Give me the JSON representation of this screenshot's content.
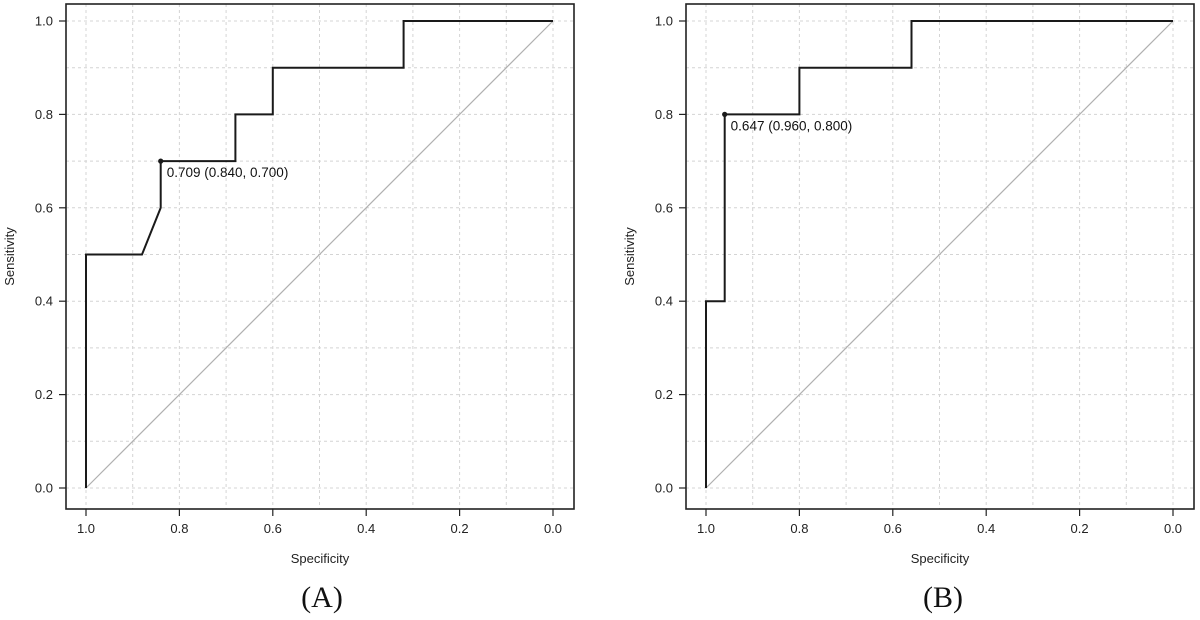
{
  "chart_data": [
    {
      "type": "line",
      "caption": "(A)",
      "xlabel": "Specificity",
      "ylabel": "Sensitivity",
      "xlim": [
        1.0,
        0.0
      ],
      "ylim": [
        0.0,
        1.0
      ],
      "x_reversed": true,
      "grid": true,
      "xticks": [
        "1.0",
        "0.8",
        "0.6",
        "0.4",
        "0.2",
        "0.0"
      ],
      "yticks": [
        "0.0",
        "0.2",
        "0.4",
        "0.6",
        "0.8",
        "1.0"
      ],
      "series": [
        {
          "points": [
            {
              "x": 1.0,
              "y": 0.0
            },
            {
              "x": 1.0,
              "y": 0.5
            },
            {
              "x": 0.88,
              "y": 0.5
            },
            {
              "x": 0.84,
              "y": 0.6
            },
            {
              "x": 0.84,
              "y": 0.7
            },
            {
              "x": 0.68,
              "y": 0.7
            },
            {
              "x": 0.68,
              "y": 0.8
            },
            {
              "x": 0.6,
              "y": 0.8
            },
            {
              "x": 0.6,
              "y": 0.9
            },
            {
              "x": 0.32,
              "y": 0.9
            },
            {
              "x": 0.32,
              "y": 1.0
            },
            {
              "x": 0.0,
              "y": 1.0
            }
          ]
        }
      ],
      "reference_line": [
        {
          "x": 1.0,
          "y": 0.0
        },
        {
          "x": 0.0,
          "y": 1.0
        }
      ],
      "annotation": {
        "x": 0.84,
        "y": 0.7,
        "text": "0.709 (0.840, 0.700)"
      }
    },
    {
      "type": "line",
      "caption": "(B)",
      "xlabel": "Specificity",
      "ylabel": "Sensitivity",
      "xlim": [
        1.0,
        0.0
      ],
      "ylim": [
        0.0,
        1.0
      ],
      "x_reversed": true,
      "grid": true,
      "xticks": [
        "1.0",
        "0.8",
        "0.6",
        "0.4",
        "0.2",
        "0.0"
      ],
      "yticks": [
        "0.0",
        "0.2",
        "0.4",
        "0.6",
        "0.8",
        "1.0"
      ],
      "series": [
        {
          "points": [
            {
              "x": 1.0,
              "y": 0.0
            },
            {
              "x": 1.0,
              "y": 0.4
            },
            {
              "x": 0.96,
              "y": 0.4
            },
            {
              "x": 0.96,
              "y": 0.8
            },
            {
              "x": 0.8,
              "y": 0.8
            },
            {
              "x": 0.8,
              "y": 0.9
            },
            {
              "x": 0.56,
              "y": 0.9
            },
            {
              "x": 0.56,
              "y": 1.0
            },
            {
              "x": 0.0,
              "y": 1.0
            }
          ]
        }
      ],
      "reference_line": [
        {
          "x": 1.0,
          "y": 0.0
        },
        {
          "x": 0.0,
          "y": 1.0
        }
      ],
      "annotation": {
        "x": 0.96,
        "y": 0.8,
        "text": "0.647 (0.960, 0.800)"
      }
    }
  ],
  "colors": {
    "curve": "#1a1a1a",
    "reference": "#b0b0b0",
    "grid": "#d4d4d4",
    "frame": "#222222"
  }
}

------------

WRITTEN INSTRUCTION:
Gather up every line in the data above that contains the word "text", copying each one.

RESULT OF THE TASK:
        "text": "0.709 (0.840, 0.700)"
        "text": "0.647 (0.960, 0.800)"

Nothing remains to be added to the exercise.